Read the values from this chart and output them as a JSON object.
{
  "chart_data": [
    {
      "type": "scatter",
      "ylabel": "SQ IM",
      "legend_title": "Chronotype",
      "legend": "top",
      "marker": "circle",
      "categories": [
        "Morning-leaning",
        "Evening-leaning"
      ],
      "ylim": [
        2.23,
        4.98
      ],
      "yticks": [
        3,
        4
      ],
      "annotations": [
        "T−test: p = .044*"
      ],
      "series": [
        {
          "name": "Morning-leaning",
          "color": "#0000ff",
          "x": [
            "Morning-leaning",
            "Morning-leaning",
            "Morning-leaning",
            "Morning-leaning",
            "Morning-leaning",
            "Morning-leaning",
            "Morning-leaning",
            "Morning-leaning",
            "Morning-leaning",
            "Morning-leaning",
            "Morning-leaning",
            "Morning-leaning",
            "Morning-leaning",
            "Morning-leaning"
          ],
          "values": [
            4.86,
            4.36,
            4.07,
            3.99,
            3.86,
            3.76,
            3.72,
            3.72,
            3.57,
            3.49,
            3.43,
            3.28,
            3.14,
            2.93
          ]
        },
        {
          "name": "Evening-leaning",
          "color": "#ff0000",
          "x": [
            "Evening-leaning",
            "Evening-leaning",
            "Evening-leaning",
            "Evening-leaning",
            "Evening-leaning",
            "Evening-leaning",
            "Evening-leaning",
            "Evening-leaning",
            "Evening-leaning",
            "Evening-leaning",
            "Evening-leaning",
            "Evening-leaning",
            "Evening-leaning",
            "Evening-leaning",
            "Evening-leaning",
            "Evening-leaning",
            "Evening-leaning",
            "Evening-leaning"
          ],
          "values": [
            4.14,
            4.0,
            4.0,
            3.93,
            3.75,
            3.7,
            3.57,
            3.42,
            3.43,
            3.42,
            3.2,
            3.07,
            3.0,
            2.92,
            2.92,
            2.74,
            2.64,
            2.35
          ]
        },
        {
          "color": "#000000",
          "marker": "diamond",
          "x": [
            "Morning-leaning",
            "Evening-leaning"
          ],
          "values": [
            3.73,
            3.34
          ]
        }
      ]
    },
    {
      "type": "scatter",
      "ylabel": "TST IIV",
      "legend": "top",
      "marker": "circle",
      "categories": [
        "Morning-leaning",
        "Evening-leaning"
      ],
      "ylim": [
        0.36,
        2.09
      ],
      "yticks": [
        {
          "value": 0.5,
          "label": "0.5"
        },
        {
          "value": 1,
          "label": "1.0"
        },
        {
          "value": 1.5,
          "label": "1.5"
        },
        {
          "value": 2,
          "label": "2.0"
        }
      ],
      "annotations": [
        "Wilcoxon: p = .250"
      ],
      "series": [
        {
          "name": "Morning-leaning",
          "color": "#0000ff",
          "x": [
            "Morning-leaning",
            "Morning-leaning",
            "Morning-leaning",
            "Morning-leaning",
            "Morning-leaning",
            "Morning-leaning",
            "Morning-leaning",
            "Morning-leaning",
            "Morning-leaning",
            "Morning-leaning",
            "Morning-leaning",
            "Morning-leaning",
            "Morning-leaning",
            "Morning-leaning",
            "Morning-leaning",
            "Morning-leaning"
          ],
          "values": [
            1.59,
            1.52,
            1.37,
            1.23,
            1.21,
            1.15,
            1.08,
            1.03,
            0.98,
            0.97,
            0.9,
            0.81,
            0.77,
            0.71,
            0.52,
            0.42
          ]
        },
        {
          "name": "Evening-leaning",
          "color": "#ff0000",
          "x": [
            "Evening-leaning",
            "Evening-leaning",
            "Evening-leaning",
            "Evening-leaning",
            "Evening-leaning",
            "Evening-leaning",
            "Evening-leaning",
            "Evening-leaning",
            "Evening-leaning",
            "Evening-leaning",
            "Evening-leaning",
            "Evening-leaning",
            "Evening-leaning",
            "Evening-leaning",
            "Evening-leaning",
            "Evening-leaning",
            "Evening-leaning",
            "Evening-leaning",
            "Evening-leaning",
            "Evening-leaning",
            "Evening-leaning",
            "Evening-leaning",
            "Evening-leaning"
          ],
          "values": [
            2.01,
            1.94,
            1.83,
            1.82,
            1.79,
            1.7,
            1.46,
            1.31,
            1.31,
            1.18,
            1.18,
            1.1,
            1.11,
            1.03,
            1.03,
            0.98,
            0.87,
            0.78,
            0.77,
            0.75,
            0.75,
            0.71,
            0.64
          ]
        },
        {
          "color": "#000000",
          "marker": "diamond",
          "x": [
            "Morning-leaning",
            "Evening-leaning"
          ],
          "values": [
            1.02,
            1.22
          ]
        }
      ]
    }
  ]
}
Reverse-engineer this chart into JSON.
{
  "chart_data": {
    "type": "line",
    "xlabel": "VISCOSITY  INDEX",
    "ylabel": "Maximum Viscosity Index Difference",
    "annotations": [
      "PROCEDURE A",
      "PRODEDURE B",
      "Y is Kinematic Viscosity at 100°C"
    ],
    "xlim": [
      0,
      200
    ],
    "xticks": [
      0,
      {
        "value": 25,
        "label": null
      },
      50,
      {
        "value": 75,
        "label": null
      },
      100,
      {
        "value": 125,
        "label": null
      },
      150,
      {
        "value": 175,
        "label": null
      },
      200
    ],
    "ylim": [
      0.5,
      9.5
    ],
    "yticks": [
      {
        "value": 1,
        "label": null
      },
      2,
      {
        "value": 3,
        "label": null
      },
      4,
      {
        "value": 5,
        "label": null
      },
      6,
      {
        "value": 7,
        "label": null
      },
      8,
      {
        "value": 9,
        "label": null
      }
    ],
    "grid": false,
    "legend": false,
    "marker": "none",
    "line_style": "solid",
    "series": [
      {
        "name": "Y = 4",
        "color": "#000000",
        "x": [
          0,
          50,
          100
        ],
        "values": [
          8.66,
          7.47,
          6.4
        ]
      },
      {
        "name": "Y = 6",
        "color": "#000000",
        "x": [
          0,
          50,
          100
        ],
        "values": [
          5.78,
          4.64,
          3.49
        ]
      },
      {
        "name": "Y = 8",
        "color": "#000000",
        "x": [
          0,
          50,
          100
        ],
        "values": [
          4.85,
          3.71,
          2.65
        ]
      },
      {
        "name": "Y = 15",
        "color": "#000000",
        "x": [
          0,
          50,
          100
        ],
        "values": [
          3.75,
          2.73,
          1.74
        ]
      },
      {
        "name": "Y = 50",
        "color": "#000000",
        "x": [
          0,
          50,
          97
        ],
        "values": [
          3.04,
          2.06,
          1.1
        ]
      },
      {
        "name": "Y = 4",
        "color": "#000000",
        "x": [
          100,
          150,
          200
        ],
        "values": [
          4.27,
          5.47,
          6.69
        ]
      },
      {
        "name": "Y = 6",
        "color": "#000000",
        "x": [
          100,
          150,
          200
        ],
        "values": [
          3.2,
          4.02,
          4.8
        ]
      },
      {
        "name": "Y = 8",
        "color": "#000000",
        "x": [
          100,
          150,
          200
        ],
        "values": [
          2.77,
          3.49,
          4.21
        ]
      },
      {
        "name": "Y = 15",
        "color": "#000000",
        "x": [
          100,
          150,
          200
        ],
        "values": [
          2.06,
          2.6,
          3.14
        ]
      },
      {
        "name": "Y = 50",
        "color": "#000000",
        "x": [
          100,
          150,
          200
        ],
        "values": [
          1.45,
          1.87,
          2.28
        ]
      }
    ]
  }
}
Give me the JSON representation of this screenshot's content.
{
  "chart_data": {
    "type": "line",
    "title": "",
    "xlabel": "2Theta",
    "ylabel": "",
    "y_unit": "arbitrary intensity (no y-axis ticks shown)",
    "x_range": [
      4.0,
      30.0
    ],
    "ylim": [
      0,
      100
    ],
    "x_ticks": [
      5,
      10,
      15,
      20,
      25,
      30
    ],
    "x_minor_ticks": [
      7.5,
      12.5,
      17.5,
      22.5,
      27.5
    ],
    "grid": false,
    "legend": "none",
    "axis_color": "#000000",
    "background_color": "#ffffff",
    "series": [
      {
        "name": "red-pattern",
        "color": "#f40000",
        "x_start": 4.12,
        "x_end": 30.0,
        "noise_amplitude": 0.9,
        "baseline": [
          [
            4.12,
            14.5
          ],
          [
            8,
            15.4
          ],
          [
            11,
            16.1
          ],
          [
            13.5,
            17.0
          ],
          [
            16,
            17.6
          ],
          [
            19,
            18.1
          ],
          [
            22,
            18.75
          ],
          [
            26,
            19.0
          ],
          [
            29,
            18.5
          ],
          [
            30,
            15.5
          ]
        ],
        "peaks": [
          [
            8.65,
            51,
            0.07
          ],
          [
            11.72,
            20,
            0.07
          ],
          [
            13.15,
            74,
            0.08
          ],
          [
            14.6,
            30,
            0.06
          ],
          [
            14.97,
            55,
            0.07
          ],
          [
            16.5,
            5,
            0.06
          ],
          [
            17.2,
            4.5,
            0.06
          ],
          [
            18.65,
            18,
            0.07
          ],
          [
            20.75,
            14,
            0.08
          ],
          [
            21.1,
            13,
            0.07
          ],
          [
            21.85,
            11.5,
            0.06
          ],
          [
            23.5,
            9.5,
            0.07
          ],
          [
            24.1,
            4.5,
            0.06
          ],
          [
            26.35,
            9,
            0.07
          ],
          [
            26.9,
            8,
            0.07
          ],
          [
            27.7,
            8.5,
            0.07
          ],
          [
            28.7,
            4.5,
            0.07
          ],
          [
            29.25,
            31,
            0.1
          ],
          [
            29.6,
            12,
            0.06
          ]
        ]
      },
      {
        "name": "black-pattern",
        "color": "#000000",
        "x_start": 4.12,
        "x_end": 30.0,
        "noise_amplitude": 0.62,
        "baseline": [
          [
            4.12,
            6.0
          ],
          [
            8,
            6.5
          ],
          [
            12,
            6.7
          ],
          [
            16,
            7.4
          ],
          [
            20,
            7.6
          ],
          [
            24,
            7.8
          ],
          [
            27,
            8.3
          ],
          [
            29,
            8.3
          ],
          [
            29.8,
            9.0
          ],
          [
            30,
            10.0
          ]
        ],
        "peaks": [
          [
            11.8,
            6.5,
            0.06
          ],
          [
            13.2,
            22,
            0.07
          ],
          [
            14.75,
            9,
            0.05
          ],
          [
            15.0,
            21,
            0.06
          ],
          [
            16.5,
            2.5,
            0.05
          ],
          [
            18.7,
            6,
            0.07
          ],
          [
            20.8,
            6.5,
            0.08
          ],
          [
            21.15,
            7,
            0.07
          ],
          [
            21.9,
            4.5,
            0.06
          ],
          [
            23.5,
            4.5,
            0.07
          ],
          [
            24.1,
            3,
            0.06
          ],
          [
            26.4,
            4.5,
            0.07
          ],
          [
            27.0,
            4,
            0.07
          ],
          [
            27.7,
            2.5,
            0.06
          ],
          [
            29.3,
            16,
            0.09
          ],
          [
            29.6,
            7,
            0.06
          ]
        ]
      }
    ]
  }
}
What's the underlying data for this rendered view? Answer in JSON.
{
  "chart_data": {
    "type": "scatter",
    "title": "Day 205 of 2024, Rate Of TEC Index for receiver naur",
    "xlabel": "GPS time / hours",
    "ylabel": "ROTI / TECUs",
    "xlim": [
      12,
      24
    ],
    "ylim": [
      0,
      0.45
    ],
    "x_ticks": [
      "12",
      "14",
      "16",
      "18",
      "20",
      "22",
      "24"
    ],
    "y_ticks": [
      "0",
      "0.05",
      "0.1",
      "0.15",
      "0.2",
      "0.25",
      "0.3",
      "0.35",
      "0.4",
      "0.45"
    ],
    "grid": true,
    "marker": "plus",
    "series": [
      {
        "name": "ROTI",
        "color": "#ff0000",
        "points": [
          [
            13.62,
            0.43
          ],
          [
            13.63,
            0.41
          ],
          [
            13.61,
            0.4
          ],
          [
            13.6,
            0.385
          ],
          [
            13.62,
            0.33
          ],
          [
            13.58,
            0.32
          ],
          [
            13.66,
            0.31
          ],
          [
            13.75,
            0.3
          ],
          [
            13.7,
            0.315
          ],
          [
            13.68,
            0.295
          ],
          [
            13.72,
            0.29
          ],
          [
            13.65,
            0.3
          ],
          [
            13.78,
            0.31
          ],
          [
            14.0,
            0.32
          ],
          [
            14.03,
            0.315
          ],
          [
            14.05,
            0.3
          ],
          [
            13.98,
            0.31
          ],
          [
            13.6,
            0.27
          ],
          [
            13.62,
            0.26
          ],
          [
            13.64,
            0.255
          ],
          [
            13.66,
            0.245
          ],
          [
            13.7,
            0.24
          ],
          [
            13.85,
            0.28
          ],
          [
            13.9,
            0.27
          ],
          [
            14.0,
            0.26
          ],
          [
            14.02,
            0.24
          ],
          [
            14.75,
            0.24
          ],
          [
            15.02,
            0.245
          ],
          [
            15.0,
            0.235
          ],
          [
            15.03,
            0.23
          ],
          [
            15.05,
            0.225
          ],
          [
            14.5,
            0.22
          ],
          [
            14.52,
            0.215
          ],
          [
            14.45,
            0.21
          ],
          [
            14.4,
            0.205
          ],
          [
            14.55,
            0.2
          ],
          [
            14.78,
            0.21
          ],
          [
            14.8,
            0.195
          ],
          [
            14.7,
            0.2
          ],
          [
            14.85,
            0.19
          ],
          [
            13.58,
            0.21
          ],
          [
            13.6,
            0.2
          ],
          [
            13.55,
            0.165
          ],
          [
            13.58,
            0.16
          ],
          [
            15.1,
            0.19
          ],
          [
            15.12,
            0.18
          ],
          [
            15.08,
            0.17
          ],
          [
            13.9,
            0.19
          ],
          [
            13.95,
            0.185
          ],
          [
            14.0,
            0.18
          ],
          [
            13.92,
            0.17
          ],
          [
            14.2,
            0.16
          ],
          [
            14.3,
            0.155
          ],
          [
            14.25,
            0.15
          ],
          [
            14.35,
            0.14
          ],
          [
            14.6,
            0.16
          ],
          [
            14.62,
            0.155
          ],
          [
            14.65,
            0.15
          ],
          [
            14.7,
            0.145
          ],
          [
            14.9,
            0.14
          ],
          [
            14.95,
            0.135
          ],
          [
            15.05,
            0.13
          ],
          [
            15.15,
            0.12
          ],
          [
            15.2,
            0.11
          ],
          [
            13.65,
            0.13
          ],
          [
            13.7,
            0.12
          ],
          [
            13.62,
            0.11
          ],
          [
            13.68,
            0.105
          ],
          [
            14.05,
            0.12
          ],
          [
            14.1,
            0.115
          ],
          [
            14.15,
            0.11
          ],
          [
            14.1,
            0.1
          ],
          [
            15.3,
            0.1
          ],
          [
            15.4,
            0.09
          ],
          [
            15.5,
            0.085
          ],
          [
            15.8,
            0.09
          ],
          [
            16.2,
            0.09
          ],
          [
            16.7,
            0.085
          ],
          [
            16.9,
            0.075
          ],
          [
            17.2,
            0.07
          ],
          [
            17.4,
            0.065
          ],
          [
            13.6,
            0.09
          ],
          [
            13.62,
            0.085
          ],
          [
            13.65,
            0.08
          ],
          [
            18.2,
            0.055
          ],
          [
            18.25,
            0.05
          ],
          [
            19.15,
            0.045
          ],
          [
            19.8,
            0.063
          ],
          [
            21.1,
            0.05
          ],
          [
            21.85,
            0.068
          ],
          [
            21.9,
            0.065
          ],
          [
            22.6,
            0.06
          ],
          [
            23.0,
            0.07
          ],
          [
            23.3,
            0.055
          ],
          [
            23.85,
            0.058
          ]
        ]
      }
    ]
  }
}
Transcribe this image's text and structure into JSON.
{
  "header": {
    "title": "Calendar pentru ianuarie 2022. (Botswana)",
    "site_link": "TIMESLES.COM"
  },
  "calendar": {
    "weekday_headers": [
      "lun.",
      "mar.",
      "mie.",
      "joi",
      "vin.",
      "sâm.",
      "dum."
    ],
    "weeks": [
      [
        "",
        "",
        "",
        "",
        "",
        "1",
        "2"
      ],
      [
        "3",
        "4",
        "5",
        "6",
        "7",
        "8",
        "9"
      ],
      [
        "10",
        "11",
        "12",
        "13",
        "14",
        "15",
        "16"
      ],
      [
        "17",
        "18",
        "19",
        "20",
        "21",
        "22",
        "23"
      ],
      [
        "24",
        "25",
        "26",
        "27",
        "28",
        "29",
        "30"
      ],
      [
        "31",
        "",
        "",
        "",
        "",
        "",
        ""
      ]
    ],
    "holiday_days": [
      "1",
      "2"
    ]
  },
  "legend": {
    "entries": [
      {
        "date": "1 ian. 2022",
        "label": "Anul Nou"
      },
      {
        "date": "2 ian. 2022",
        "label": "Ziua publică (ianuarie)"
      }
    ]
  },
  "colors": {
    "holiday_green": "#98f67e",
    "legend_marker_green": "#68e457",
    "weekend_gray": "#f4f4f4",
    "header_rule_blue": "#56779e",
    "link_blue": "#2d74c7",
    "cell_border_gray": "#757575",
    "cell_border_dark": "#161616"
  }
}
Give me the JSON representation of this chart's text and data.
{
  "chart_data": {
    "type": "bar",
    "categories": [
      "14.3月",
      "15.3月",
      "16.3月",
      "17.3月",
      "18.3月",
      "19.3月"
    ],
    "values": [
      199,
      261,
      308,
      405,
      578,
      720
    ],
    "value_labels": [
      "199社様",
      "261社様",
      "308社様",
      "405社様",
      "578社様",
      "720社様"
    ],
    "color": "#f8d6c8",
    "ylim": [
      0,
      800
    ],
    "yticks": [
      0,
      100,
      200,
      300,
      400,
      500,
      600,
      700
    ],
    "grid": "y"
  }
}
^^^^
> [Requirement] Tell how many lines in the material above include the word "this", giving the number only.

> [Exercise solution] 6